- [Given exercise] Print out each record below, unaltered and complete, without its images.

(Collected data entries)
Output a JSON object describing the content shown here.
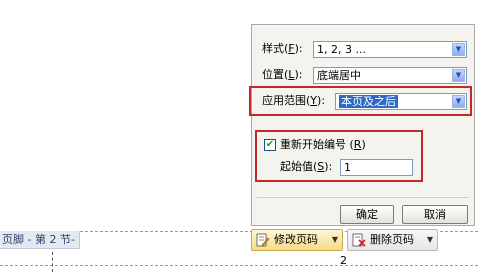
{
  "dialog": {
    "style_label": "样式",
    "style_key": "F",
    "style_value": "1, 2, 3 ...",
    "position_label": "位置",
    "position_key": "L",
    "position_value": "底端居中",
    "apply_label": "应用范围",
    "apply_key": "Y",
    "apply_value": "本页及之后",
    "restart_label": "重新开始编号",
    "restart_key": "R",
    "restart_checked": true,
    "start_label": "起始值",
    "start_key": "S",
    "start_value": "1",
    "ok_label": "确定",
    "cancel_label": "取消"
  },
  "toolbar": {
    "modify_label": "修改页码",
    "delete_label": "删除页码"
  },
  "document": {
    "footer_tag": "页脚 - 第 2 节-",
    "page_number": "2"
  },
  "colors": {
    "highlight_box": "#c62828",
    "selection": "#316ac5",
    "check": "#21a121"
  }
}
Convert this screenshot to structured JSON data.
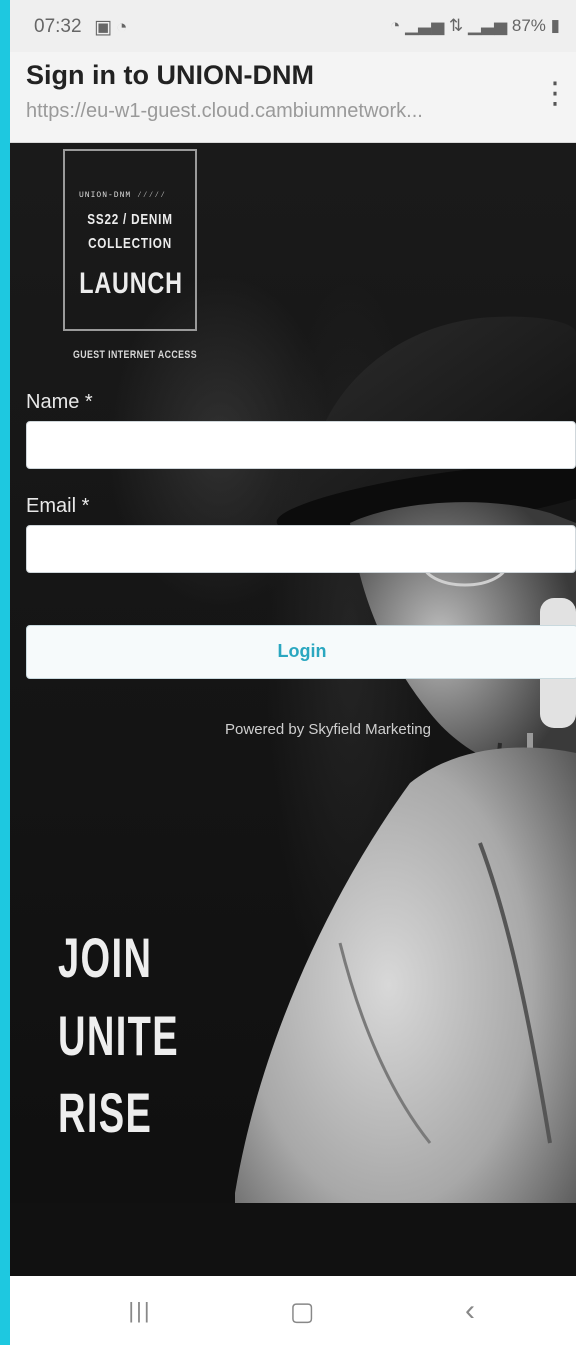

- [Task answer]
Output a JSON object describing the content shown here.
{
  "dialog": {
    "style_label": "样式",
    "style_key": "F",
    "style_value": "1, 2, 3 ...",
    "position_label": "位置",
    "position_key": "L",
    "position_value": "底端居中",
    "apply_label": "应用范围",
    "apply_key": "Y",
    "apply_value": "本页及之后",
    "restart_label": "重新开始编号",
    "restart_key": "R",
    "restart_checked": true,
    "start_label": "起始值",
    "start_key": "S",
    "start_value": "1",
    "ok_label": "确定",
    "cancel_label": "取消"
  },
  "toolbar": {
    "modify_label": "修改页码",
    "delete_label": "删除页码"
  },
  "document": {
    "footer_tag": "页脚 - 第 2 节-",
    "page_number": "2"
  },
  "colors": {
    "highlight_box": "#c62828",
    "selection": "#316ac5",
    "check": "#21a121"
  }
}
Convert this screenshot to structured JSON data.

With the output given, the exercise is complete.